### Written exercise
Print the entries below word for word; the pictures stay out of your copy.

### Exercise inputs
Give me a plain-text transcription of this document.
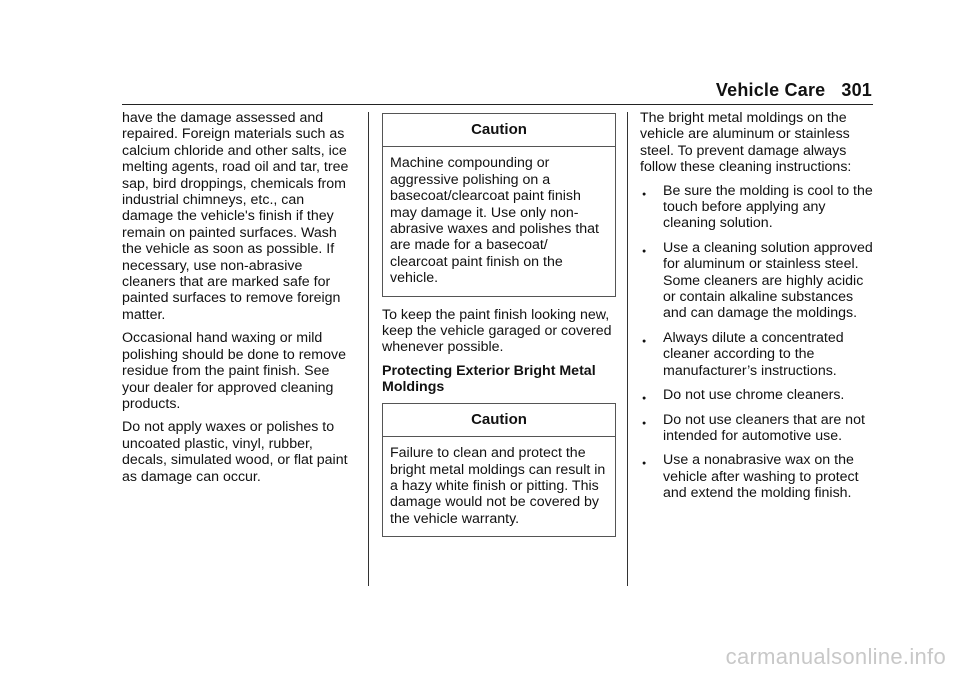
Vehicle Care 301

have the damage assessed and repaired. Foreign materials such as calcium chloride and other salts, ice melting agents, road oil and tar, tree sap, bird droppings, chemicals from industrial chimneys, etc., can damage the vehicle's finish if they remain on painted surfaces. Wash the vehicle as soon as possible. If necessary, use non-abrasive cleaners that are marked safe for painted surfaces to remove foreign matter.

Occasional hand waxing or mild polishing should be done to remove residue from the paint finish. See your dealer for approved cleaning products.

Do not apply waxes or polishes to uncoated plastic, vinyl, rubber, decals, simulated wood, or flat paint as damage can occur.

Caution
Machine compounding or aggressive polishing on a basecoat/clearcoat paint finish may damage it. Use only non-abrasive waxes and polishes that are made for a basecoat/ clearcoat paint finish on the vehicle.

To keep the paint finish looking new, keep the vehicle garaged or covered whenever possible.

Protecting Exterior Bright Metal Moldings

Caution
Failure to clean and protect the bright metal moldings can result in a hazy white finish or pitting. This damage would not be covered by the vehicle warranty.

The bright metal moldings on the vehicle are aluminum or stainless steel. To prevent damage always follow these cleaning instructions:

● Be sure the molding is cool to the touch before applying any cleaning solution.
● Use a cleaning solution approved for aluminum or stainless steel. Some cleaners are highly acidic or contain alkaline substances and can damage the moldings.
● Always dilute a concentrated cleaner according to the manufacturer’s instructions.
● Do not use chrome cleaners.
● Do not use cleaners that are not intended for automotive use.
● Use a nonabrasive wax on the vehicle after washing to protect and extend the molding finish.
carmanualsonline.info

### Solution below
Give me a plain-text transcription of this document.
Vehicle Care 301

have the damage assessed and repaired. Foreign materials such as calcium chloride and other salts, ice melting agents, road oil and tar, tree sap, bird droppings, chemicals from industrial chimneys, etc., can damage the vehicle's finish if they remain on painted surfaces. Wash the vehicle as soon as possible. If necessary, use non-abrasive cleaners that are marked safe for painted surfaces to remove foreign matter.

Occasional hand waxing or mild polishing should be done to remove residue from the paint finish. See your dealer for approved cleaning products.

Do not apply waxes or polishes to uncoated plastic, vinyl, rubber, decals, simulated wood, or flat paint as damage can occur.

Caution
Machine compounding or aggressive polishing on a basecoat/clearcoat paint finish may damage it. Use only non-abrasive waxes and polishes that are made for a basecoat/ clearcoat paint finish on the vehicle.

To keep the paint finish looking new, keep the vehicle garaged or covered whenever possible.

Protecting Exterior Bright Metal Moldings

Caution
Failure to clean and protect the bright metal moldings can result in a hazy white finish or pitting. This damage would not be covered by the vehicle warranty.

The bright metal moldings on the vehicle are aluminum or stainless steel. To prevent damage always follow these cleaning instructions:

● Be sure the molding is cool to the touch before applying any cleaning solution.
● Use a cleaning solution approved for aluminum or stainless steel. Some cleaners are highly acidic or contain alkaline substances and can damage the moldings.
● Always dilute a concentrated cleaner according to the manufacturer’s instructions.
● Do not use chrome cleaners.
● Do not use cleaners that are not intended for automotive use.
● Use a nonabrasive wax on the vehicle after washing to protect and extend the molding finish.
carmanualsonline.info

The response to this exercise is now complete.